**WHAT YOU HAVE TO DO:** Isolate every line in the data with the string "this" and copy it.

**Figure record listings:**

--- start ---

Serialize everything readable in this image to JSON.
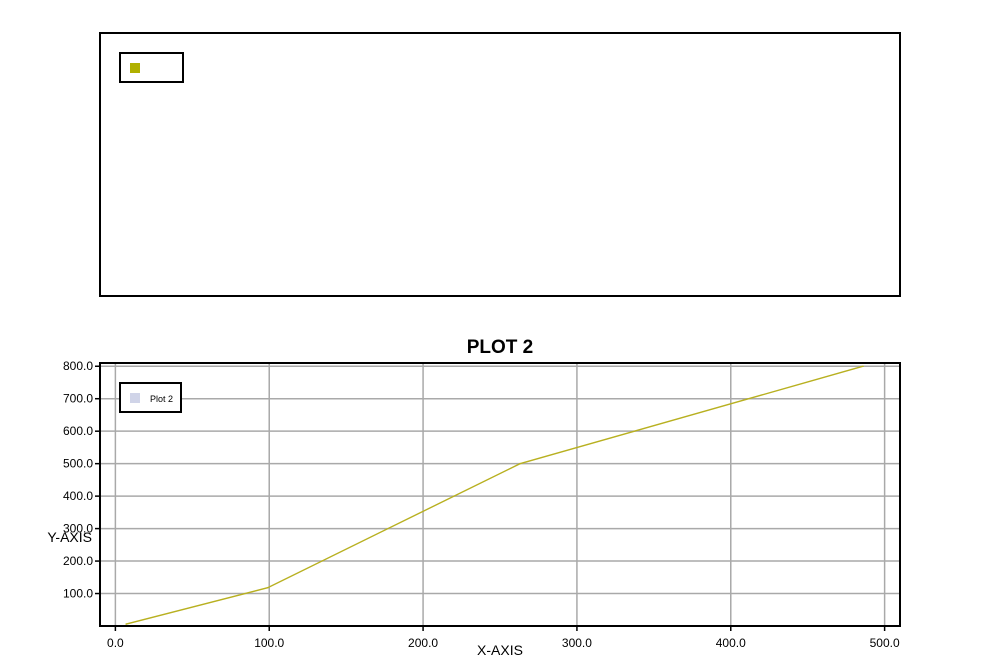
{
  "chart_data": [
    {
      "panel": "top",
      "type": "line",
      "title": "",
      "legend": {
        "position": "top-left",
        "entries": [
          {
            "name": "",
            "color": "#b0b000"
          }
        ]
      },
      "series": []
    },
    {
      "panel": "bottom",
      "type": "line",
      "title": "PLOT 2",
      "xlabel": "X-AXIS",
      "ylabel": "Y-AXIS",
      "xlim": [
        -10,
        510
      ],
      "ylim": [
        0,
        810
      ],
      "x_ticks": [
        0,
        100,
        200,
        300,
        400,
        500
      ],
      "x_tick_labels": [
        "0.0",
        "100.0",
        "200.0",
        "300.0",
        "400.0",
        "500.0"
      ],
      "y_ticks": [
        100,
        200,
        300,
        400,
        500,
        600,
        700,
        800
      ],
      "y_tick_labels": [
        "100.0",
        "200.0",
        "300.0",
        "400.0",
        "500.0",
        "600.0",
        "700.0",
        "800.0"
      ],
      "grid": true,
      "legend": {
        "position": "top-left",
        "entries": [
          {
            "name": "Plot 2",
            "color": "#d0d4e8"
          }
        ]
      },
      "series": [
        {
          "name": "Plot 2",
          "color": "#b8b020",
          "x": [
            7,
            99,
            263,
            486
          ],
          "y": [
            6,
            118,
            500,
            800
          ]
        }
      ]
    }
  ]
}
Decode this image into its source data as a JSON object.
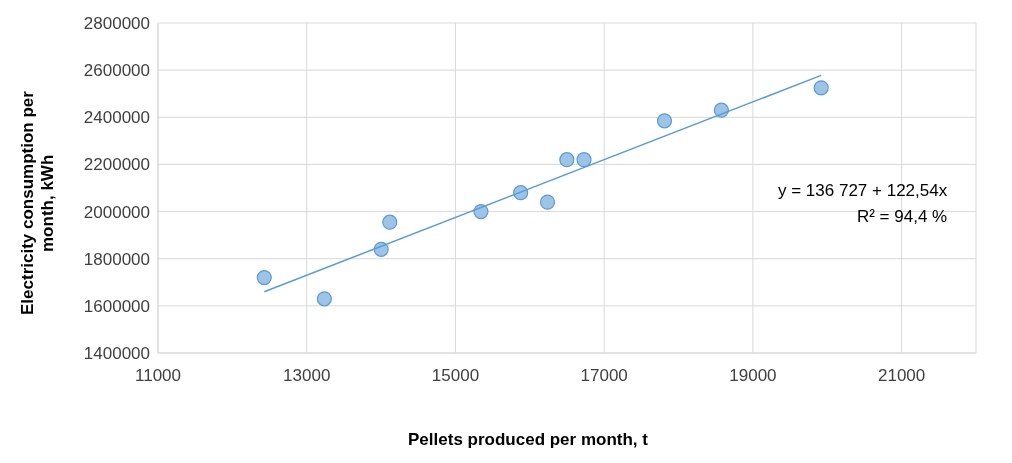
{
  "chart_data": {
    "type": "scatter",
    "xlabel": "Pellets produced per month, t",
    "ylabel": "Electricity consumption per month, kWh",
    "x": [
      12429,
      13237,
      14001,
      14117,
      15343,
      15877,
      16238,
      16498,
      16729,
      17811,
      18576,
      19918
    ],
    "series": [
      {
        "color": "#9dc3e6",
        "marker": "circle",
        "values": [
          1720000,
          1630000,
          1840000,
          1955000,
          2000000,
          2080000,
          2040000,
          2220000,
          2220000,
          2385000,
          2430000,
          2525000
        ]
      },
      {
        "type": "line",
        "color": "#5b9bd5",
        "marker": "none",
        "x": [
          12429,
          19918
        ],
        "values": [
          1660000,
          2578000
        ]
      }
    ],
    "annotations": [
      "y = 136 727 + 122,54x",
      "R² = 94,4 %"
    ],
    "xlim": [
      11000,
      22000
    ],
    "xticks": [
      11000,
      13000,
      15000,
      17000,
      19000,
      21000
    ],
    "ylim": [
      1400000,
      2800000
    ],
    "yticks": [
      1400000,
      1600000,
      1800000,
      2000000,
      2200000,
      2400000,
      2600000,
      2800000
    ],
    "grid": true,
    "line_style": "solid"
  }
}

--- end ---

**SOLVED EXERCISE:**
Serialize everything readable in this image to JSON.
Decode this image into its source data as a JSON object.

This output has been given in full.